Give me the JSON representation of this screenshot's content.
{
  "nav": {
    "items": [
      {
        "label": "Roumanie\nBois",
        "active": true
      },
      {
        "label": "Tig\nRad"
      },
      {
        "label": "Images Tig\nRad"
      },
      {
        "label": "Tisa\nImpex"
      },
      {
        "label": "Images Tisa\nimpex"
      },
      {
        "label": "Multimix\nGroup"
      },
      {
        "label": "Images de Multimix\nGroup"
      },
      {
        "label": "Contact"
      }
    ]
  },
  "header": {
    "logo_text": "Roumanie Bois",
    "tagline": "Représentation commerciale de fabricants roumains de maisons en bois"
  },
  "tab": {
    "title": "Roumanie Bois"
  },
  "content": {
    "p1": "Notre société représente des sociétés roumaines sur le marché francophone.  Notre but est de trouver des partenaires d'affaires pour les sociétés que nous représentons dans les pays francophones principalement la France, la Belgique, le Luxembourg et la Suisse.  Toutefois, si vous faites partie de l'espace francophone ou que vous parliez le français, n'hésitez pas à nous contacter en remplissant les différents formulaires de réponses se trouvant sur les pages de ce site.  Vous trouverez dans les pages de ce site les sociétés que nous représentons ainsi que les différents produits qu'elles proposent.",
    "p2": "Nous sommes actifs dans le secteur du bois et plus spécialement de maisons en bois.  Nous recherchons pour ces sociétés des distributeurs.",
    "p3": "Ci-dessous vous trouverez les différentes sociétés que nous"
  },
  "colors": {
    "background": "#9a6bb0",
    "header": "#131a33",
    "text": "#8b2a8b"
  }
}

▬▬▬

Challenge:
Gather all lines from the records above in which "trouverez" appears.

Result:
    "p1": "Notre société représente des sociétés roumaines sur le marché francophone.  Notre but est de trouver des partenaires d'affaires pour les sociétés que nous représentons dans les pays francophones principalement la France, la Belgique, le Luxembourg et la Suisse.  Toutefois, si vous faites partie de l'espace francophone ou que vous parliez le français, n'hésitez pas à nous contacter en remplissant les différents formulaires de réponses se trouvant sur les pages de ce site.  Vous trouverez dans les pages de ce site les sociétés que nous représentons ainsi que les différents produits qu'elles proposent.",
    "p3": "Ci-dessous vous trouverez les différentes sociétés que nous"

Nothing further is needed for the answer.